Copy each line of the records that contains the word "untuk".

(Dataset records)

#####

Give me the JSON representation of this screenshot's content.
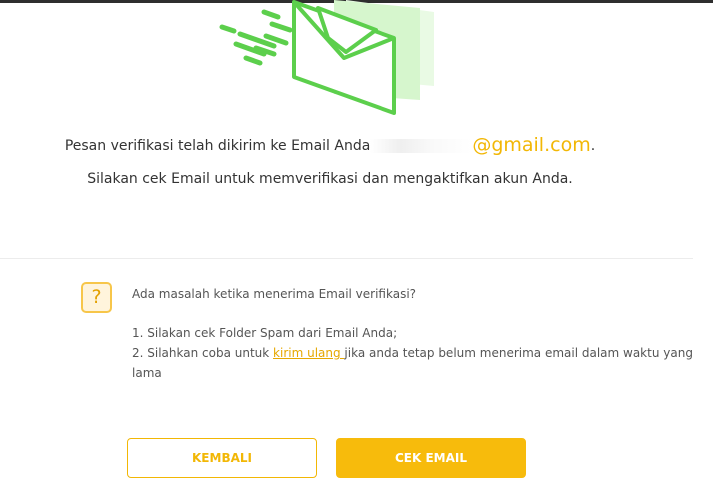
{
  "verification": {
    "line1_prefix": "Pesan verifikasi telah dikirim ke Email Anda",
    "email_domain": "@gmail.com",
    "line1_suffix": ".",
    "line2": "Silakan cek Email untuk memverifikasi dan mengaktifkan akun Anda."
  },
  "help": {
    "icon_symbol": "?",
    "title": "Ada masalah ketika menerima Email verifikasi?",
    "item1": "1. Silakan cek Folder Spam dari Email Anda;",
    "item2_prefix": "2. Silahkan coba untuk ",
    "item2_link": "kirim ulang ",
    "item2_suffix": "jika anda tetap belum menerima email dalam waktu yang",
    "item2_cont": "lama"
  },
  "buttons": {
    "back_label": "KEMBALI",
    "check_email_label": "CEK EMAIL"
  },
  "colors": {
    "accent": "#f7bb0c",
    "illustration_green": "#5ccf4c",
    "illustration_light_green": "#d5f5cd"
  },
  "icons": {
    "illustration": "mail-sent-envelope-icon",
    "help": "question-icon"
  }
}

#####

• [Solution to this task]:
    "line2": "Silakan cek Email untuk memverifikasi dan mengaktifkan akun Anda."
    "item2_prefix": "2. Silahkan coba untuk ",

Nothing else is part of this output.